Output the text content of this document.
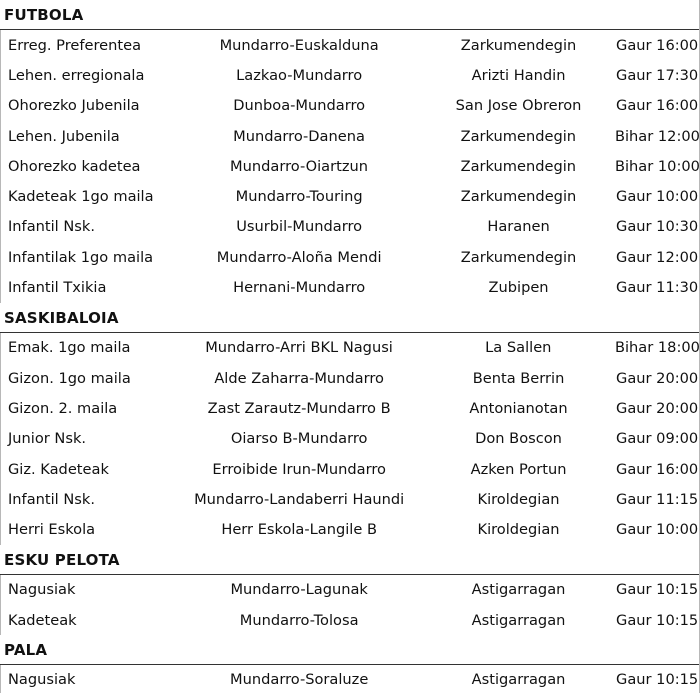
FUTBOLA
Erreg. Preferentea	Mundarro-Euskalduna	Zarkumendegin	Gaur 16:00
Lehen. erregionala	Lazkao-Mundarro	Arizti Handin	Gaur 17:30
Ohorezko Jubenila	Dunboa-Mundarro	San Jose Obreron	Gaur 16:00
Lehen. Jubenila	Mundarro-Danena	Zarkumendegin	Bihar 12:00
Ohorezko kadetea	Mundarro-Oiartzun	Zarkumendegin	Bihar 10:00
Kadeteak 1go maila	Mundarro-Touring	Zarkumendegin	Gaur 10:00
Infantil Nsk.	Usurbil-Mundarro	Haranen	Gaur 10:30
Infantilak 1go maila	Mundarro-Aloña Mendi	Zarkumendegin	Gaur 12:00
Infantil Txikia	Hernani-Mundarro	Zubipen	Gaur 11:30
SASKIBALOIA
Emak. 1go maila	Mundarro-Arri BKL Nagusi	La Sallen	Bihar 18:00
Gizon. 1go maila	Alde Zaharra-Mundarro	Benta Berrin	Gaur 20:00
Gizon. 2. maila	Zast Zarautz-Mundarro B	Antonianotan	Gaur 20:00
Junior Nsk.	Oiarso B-Mundarro	Don Boscon	Gaur 09:00
Giz. Kadeteak	Erroibide Irun-Mundarro	Azken Portun	Gaur 16:00
Infantil Nsk.	Mundarro-Landaberri Haundi	Kiroldegian	Gaur 11:15
Herri Eskola	Herr Eskola-Langile B	Kiroldegian	Gaur 10:00
ESKU PELOTA
Nagusiak	Mundarro-Lagunak	Astigarragan	Gaur 10:15
Kadeteak	Mundarro-Tolosa	Astigarragan	Gaur 10:15
PALA
Nagusiak	Mundarro-Soraluze	Astigarragan	Gaur 10:15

────────

Out of the records, collect only those lines that contain the string "Lehen".

**Exercise answer:**
Lehen. erregionala	Lazkao-Mundarro	Arizti Handin	Gaur 17:30
Lehen. Jubenila	Mundarro-Danena	Zarkumendegin	Bihar 12:00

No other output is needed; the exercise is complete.